*Written problem*.
Work out the number of lines containing "附近徘徊". Answer with nothing but that number.

*Data shown*.
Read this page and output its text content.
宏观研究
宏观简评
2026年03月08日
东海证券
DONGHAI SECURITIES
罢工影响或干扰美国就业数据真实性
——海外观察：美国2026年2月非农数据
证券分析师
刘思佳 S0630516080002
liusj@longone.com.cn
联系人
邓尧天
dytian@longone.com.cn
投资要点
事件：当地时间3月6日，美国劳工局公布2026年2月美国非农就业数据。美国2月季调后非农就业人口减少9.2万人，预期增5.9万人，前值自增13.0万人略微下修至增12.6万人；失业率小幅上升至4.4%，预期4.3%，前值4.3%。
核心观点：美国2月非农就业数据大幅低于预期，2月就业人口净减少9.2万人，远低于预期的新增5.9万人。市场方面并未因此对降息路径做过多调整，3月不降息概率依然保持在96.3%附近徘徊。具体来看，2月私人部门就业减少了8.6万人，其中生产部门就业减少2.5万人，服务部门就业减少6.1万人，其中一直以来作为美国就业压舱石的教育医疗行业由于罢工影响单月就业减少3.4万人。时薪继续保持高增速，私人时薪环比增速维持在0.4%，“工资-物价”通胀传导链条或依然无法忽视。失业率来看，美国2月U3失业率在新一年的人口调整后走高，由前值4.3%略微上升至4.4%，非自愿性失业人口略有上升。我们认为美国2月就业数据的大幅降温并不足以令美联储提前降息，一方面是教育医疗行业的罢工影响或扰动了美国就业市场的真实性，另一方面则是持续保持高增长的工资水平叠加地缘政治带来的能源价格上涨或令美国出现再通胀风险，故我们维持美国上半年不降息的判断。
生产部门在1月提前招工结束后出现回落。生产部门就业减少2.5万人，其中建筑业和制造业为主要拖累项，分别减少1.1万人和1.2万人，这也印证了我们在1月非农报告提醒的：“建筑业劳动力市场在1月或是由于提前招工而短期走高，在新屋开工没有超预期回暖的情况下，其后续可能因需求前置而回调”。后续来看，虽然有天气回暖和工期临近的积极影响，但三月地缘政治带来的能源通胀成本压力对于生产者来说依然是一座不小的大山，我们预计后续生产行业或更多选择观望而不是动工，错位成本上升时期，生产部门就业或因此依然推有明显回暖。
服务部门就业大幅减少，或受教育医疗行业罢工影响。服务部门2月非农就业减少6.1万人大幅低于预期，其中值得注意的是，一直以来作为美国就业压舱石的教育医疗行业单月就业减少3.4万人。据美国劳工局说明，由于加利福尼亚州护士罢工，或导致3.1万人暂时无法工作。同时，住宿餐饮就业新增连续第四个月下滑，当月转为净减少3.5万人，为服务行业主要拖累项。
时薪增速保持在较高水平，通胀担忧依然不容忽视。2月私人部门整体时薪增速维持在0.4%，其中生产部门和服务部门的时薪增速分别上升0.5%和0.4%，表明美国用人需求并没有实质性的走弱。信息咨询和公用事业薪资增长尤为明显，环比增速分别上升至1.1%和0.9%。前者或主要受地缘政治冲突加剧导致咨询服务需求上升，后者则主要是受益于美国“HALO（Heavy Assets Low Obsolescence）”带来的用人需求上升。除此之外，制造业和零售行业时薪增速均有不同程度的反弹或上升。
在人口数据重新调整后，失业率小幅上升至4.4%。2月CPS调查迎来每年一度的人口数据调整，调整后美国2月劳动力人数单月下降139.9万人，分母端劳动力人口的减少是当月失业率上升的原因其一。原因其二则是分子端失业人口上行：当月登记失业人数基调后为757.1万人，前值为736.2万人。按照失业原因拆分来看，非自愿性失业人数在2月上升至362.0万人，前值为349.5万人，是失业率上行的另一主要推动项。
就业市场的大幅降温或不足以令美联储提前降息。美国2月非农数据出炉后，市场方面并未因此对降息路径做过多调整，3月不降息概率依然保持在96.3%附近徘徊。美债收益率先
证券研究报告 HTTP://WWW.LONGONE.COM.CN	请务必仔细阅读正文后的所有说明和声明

*Answer for the task*.
2